__TASK INSTRUCTIONS__: Print all records exactly, leaving nothing out.

__SUPPLIED RECORDS__:
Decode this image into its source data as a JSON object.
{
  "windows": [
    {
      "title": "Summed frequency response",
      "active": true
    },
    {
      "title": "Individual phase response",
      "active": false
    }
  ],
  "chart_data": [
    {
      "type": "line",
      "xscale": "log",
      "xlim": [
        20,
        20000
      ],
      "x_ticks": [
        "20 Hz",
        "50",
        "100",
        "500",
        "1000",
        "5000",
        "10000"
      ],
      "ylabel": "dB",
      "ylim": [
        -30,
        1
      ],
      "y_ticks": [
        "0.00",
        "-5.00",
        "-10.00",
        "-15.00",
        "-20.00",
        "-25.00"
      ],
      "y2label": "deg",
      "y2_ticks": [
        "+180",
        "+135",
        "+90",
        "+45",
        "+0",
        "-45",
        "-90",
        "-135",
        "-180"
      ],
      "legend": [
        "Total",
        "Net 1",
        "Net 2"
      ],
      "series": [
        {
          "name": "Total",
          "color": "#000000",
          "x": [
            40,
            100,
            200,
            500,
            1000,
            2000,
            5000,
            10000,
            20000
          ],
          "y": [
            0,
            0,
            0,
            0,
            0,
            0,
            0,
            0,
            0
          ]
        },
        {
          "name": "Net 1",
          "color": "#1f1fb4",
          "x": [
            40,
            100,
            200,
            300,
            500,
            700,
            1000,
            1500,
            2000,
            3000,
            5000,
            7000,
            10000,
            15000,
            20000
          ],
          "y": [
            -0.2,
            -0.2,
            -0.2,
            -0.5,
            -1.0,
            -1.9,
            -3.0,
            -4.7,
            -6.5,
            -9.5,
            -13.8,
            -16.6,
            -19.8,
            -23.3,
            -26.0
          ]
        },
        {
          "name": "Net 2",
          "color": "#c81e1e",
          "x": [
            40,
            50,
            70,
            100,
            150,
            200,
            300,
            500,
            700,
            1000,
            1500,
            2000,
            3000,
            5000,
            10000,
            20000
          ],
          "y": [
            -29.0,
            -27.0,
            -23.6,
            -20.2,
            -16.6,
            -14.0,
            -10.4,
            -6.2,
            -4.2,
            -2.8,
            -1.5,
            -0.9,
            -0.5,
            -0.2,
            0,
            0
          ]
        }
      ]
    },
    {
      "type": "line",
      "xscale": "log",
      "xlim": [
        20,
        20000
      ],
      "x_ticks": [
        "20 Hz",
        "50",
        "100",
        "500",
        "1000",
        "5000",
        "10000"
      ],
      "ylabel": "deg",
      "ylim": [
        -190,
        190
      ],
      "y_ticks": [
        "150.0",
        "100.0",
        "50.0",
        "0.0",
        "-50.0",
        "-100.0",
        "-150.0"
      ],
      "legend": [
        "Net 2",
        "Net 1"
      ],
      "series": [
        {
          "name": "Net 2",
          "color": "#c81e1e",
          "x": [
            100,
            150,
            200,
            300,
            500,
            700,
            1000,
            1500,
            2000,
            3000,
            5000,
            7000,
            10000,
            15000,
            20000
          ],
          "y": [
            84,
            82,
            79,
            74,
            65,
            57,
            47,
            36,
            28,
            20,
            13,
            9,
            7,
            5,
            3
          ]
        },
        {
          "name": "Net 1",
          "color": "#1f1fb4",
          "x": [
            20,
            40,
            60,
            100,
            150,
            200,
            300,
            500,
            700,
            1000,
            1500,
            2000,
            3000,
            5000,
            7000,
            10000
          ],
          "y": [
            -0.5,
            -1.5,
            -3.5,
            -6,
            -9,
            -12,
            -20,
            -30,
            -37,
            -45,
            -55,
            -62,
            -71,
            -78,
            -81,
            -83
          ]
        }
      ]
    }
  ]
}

__WRITTEN RESPONSE__:
Decode this image into its source data as a JSON object.
{
  "windows": [
    {
      "title": "Summed frequency response",
      "active": true
    },
    {
      "title": "Individual phase response",
      "active": false
    }
  ],
  "chart_data": [
    {
      "type": "line",
      "xscale": "log",
      "xlim": [
        20,
        20000
      ],
      "x_ticks": [
        "20 Hz",
        "50",
        "100",
        "500",
        "1000",
        "5000",
        "10000"
      ],
      "ylabel": "dB",
      "ylim": [
        -30,
        1
      ],
      "y_ticks": [
        "0.00",
        "-5.00",
        "-10.00",
        "-15.00",
        "-20.00",
        "-25.00"
      ],
      "y2label": "deg",
      "y2_ticks": [
        "+180",
        "+135",
        "+90",
        "+45",
        "+0",
        "-45",
        "-90",
        "-135",
        "-180"
      ],
      "legend": [
        "Total",
        "Net 1",
        "Net 2"
      ],
      "series": [
        {
          "name": "Total",
          "color": "#000000",
          "x": [
            40,
            100,
            200,
            500,
            1000,
            2000,
            5000,
            10000,
            20000
          ],
          "y": [
            0,
            0,
            0,
            0,
            0,
            0,
            0,
            0,
            0
          ]
        },
        {
          "name": "Net 1",
          "color": "#1f1fb4",
          "x": [
            40,
            100,
            200,
            300,
            500,
            700,
            1000,
            1500,
            2000,
            3000,
            5000,
            7000,
            10000,
            15000,
            20000
          ],
          "y": [
            -0.2,
            -0.2,
            -0.2,
            -0.5,
            -1.0,
            -1.9,
            -3.0,
            -4.7,
            -6.5,
            -9.5,
            -13.8,
            -16.6,
            -19.8,
            -23.3,
            -26.0
          ]
        },
        {
          "name": "Net 2",
          "color": "#c81e1e",
          "x": [
            40,
            50,
            70,
            100,
            150,
            200,
            300,
            500,
            700,
            1000,
            1500,
            2000,
            3000,
            5000,
            10000,
            20000
          ],
          "y": [
            -29.0,
            -27.0,
            -23.6,
            -20.2,
            -16.6,
            -14.0,
            -10.4,
            -6.2,
            -4.2,
            -2.8,
            -1.5,
            -0.9,
            -0.5,
            -0.2,
            0,
            0
          ]
        }
      ]
    },
    {
      "type": "line",
      "xscale": "log",
      "xlim": [
        20,
        20000
      ],
      "x_ticks": [
        "20 Hz",
        "50",
        "100",
        "500",
        "1000",
        "5000",
        "10000"
      ],
      "ylabel": "deg",
      "ylim": [
        -190,
        190
      ],
      "y_ticks": [
        "150.0",
        "100.0",
        "50.0",
        "0.0",
        "-50.0",
        "-100.0",
        "-150.0"
      ],
      "legend": [
        "Net 2",
        "Net 1"
      ],
      "series": [
        {
          "name": "Net 2",
          "color": "#c81e1e",
          "x": [
            100,
            150,
            200,
            300,
            500,
            700,
            1000,
            1500,
            2000,
            3000,
            5000,
            7000,
            10000,
            15000,
            20000
          ],
          "y": [
            84,
            82,
            79,
            74,
            65,
            57,
            47,
            36,
            28,
            20,
            13,
            9,
            7,
            5,
            3
          ]
        },
        {
          "name": "Net 1",
          "color": "#1f1fb4",
          "x": [
            20,
            40,
            60,
            100,
            150,
            200,
            300,
            500,
            700,
            1000,
            1500,
            2000,
            3000,
            5000,
            7000,
            10000
          ],
          "y": [
            -0.5,
            -1.5,
            -3.5,
            -6,
            -9,
            -12,
            -20,
            -30,
            -37,
            -45,
            -55,
            -62,
            -71,
            -78,
            -81,
            -83
          ]
        }
      ]
    }
  ]
}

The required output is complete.